Often clients will come to see me for managing their emotions, especially anger. Anger is one of our basic human emotions and is one of the most easily recognisable ones. It is our reaction to a perceived harmful event and is a part of our flight/fight/freeze response. When our mind senses that we are in danger of some kind, it needs to jump in and react - and quickly!
When this happens all of the body’s attention is moved to the extremities; in the case of anger the arms and the legs so that we can throw a good punch or kick, or be able to defend and protect ourselves (or those around us.) We need to puff ourselves up and be loud and intimidating to our predator/assailant. Cortisol and adrenaline and noradrenalin (stress hormones) start to course through our bodies, and we are ready for action!
Obviously, as rational human beings, we know that this is unlikely to be the best outcome for many situations in our modern-day lives, but our more primitive area of the mind doesn't understand this. It senses our stress levels starting to rise and jumps in to try and help us out. Often our minds can pattern-match to past events that have triggered the anger response and repeat it. Commonly, when we are under stress, feeling anxious, depressed, or sleep-deprived, we can notice that anger is more prevalent, whether that is anger towards others or anger turned inwards towards ourselves. Angry outbursts then can lead to feelings of guilt and/or remorse, especially if it has been directed towards a loved one.

- TASKS FOR THIS EXERCISE
1) Answer these questions from the text on anger:
(a) Which response does the text say anger is part of?
(b) Which stress hormones does it name?
(c) What feelings can angry outbursts lead to?
2) According to the text on anger, under which conditions is anger more prevalent? List every one it names.
3) Condense the paragraph of the text on anger that begins "Obviously, as rational human beings" into two or three sentences that keep its main facts.

Collected data entries
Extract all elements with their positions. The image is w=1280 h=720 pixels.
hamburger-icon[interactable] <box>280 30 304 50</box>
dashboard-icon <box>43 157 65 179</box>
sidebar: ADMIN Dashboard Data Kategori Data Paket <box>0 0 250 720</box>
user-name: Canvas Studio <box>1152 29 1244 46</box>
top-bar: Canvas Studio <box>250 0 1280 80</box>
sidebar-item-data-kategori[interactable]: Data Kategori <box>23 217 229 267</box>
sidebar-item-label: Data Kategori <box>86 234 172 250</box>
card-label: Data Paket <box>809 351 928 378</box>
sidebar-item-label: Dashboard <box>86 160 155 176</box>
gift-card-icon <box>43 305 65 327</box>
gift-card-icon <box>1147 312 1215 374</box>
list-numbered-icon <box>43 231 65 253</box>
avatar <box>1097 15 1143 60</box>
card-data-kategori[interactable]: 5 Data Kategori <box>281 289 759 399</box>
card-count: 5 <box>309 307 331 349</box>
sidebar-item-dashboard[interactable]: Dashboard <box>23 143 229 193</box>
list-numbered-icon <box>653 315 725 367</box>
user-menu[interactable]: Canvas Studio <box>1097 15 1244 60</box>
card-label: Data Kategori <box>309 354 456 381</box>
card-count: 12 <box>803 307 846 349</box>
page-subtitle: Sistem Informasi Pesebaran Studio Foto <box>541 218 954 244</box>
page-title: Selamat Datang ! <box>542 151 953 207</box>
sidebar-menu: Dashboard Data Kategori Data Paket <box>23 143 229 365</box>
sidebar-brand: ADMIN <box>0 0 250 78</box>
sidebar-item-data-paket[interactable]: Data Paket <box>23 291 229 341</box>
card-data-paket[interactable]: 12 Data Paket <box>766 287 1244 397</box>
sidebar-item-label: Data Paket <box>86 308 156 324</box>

- ANSWERS PROVIDED
1)
(a) The flight/fight/freeze response.
(b) Cortisol, adrenaline and noradrenalin.
(c) Guilt and/or remorse, especially if the anger was directed toward a loved one.

2)
- Being under stress
- Feeling anxious
- Feeling depressed
- Being sleep-deprived

3) The primitive part of the mind doesn't understand that a fight reaction rarely suits modern life, so it steps in when it senses rising stress and often repeats anger that similar past events triggered. Anger, whether toward others or turned inward, is more common under stress, anxiety, depression or sleep deprivation. Outbursts can lead to guilt or remorse, especially when aimed at a loved one.